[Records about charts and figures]
---+---
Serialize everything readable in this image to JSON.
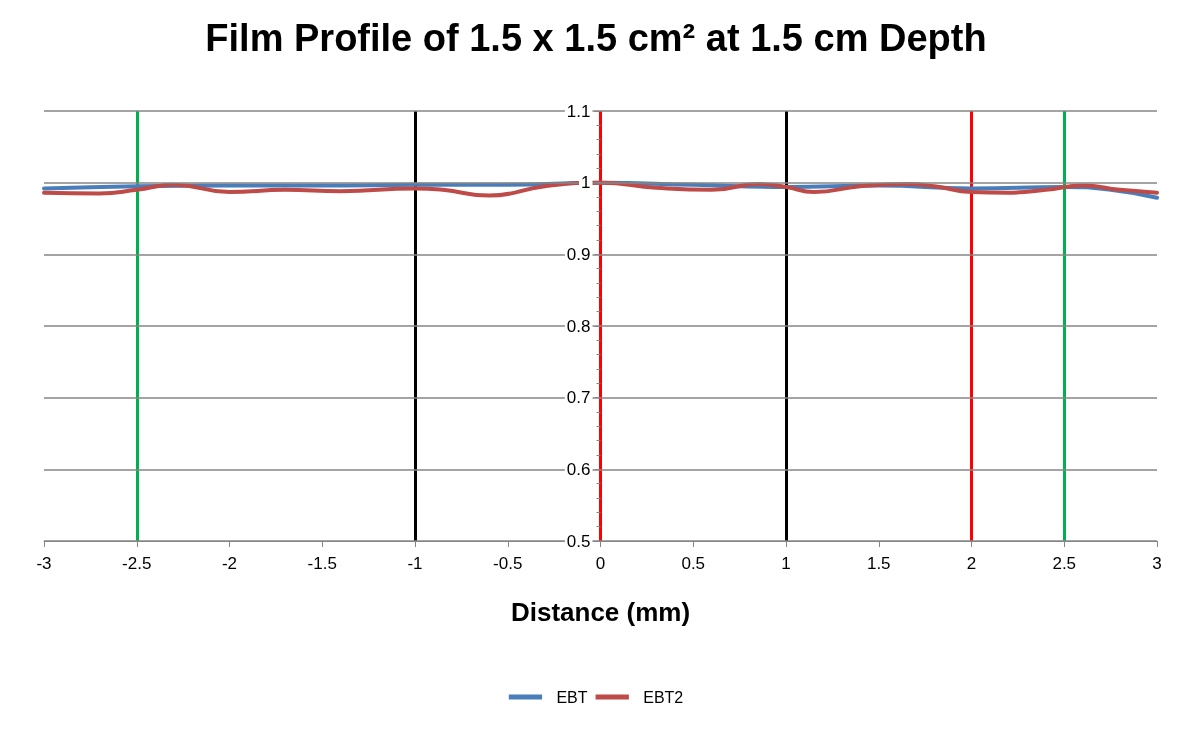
{
  "chart_data": {
    "type": "line",
    "title": "Film Profile of 1.5 x 1.5 cm² at 1.5 cm Depth",
    "xlabel": "Distance (mm)",
    "xlim": [
      -3,
      3
    ],
    "xticks": [
      -3,
      -2.5,
      -2,
      -1.5,
      -1,
      -0.5,
      0,
      0.5,
      1,
      1.5,
      2,
      2.5,
      3
    ],
    "ylim": [
      0.5,
      1.1
    ],
    "yticks": [
      0.5,
      0.6,
      0.7,
      0.8,
      0.9,
      1,
      1.1
    ],
    "grid": "y",
    "legend": "bottom",
    "marker": "none",
    "line_style": "solid",
    "series": [
      {
        "name": "EBT",
        "color": "#4a7ebb",
        "x": [
          -3,
          -2.5,
          -2,
          -1.5,
          -1,
          -0.5,
          0,
          0.5,
          1,
          1.5,
          2,
          2.5,
          2.75,
          3
        ],
        "values": [
          0.992,
          0.995,
          0.996,
          0.996,
          0.997,
          0.997,
          1.0,
          0.997,
          0.994,
          0.996,
          0.992,
          0.994,
          0.99,
          0.979
        ]
      },
      {
        "name": "EBT2",
        "color": "#be4b48",
        "x": [
          -3,
          -2.7,
          -2.5,
          -2.3,
          -2.0,
          -1.7,
          -1.4,
          -1.0,
          -0.85,
          -0.6,
          -0.3,
          0,
          0.3,
          0.6,
          0.85,
          1.0,
          1.15,
          1.4,
          1.65,
          1.8,
          2.0,
          2.2,
          2.4,
          2.6,
          2.8,
          3.0
        ],
        "values": [
          0.986,
          0.985,
          0.99,
          0.997,
          0.987,
          0.99,
          0.988,
          0.992,
          0.99,
          0.982,
          0.995,
          1.0,
          0.993,
          0.99,
          0.998,
          0.994,
          0.987,
          0.995,
          0.998,
          0.995,
          0.987,
          0.986,
          0.99,
          0.996,
          0.99,
          0.986
        ]
      }
    ],
    "ref_lines": [
      {
        "axis": "x",
        "value": -2.5,
        "color": "#00b050"
      },
      {
        "axis": "x",
        "value": -1,
        "color": "#000000"
      },
      {
        "axis": "x",
        "value": 0,
        "color": "#ff0000"
      },
      {
        "axis": "x",
        "value": 1,
        "color": "#000000"
      },
      {
        "axis": "x",
        "value": 2,
        "color": "#ff0000"
      },
      {
        "axis": "x",
        "value": 2.5,
        "color": "#00b050"
      }
    ]
  }
}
---+---
▶ **Exercise directions**
Every record must be copied exactly, with images dropped from the result.

▶ **Task result**
Serialize everything readable in this image to JSON.
{
  "chart_data": {
    "type": "line",
    "title": "Film Profile of 1.5 x 1.5 cm² at 1.5 cm Depth",
    "xlabel": "Distance (mm)",
    "xlim": [
      -3,
      3
    ],
    "xticks": [
      -3,
      -2.5,
      -2,
      -1.5,
      -1,
      -0.5,
      0,
      0.5,
      1,
      1.5,
      2,
      2.5,
      3
    ],
    "ylim": [
      0.5,
      1.1
    ],
    "yticks": [
      0.5,
      0.6,
      0.7,
      0.8,
      0.9,
      1,
      1.1
    ],
    "grid": "y",
    "legend": "bottom",
    "marker": "none",
    "line_style": "solid",
    "series": [
      {
        "name": "EBT",
        "color": "#4a7ebb",
        "x": [
          -3,
          -2.5,
          -2,
          -1.5,
          -1,
          -0.5,
          0,
          0.5,
          1,
          1.5,
          2,
          2.5,
          2.75,
          3
        ],
        "values": [
          0.992,
          0.995,
          0.996,
          0.996,
          0.997,
          0.997,
          1.0,
          0.997,
          0.994,
          0.996,
          0.992,
          0.994,
          0.99,
          0.979
        ]
      },
      {
        "name": "EBT2",
        "color": "#be4b48",
        "x": [
          -3,
          -2.7,
          -2.5,
          -2.3,
          -2.0,
          -1.7,
          -1.4,
          -1.0,
          -0.85,
          -0.6,
          -0.3,
          0,
          0.3,
          0.6,
          0.85,
          1.0,
          1.15,
          1.4,
          1.65,
          1.8,
          2.0,
          2.2,
          2.4,
          2.6,
          2.8,
          3.0
        ],
        "values": [
          0.986,
          0.985,
          0.99,
          0.997,
          0.987,
          0.99,
          0.988,
          0.992,
          0.99,
          0.982,
          0.995,
          1.0,
          0.993,
          0.99,
          0.998,
          0.994,
          0.987,
          0.995,
          0.998,
          0.995,
          0.987,
          0.986,
          0.99,
          0.996,
          0.99,
          0.986
        ]
      }
    ],
    "ref_lines": [
      {
        "axis": "x",
        "value": -2.5,
        "color": "#00b050"
      },
      {
        "axis": "x",
        "value": -1,
        "color": "#000000"
      },
      {
        "axis": "x",
        "value": 0,
        "color": "#ff0000"
      },
      {
        "axis": "x",
        "value": 1,
        "color": "#000000"
      },
      {
        "axis": "x",
        "value": 2,
        "color": "#ff0000"
      },
      {
        "axis": "x",
        "value": 2.5,
        "color": "#00b050"
      }
    ]
  }
}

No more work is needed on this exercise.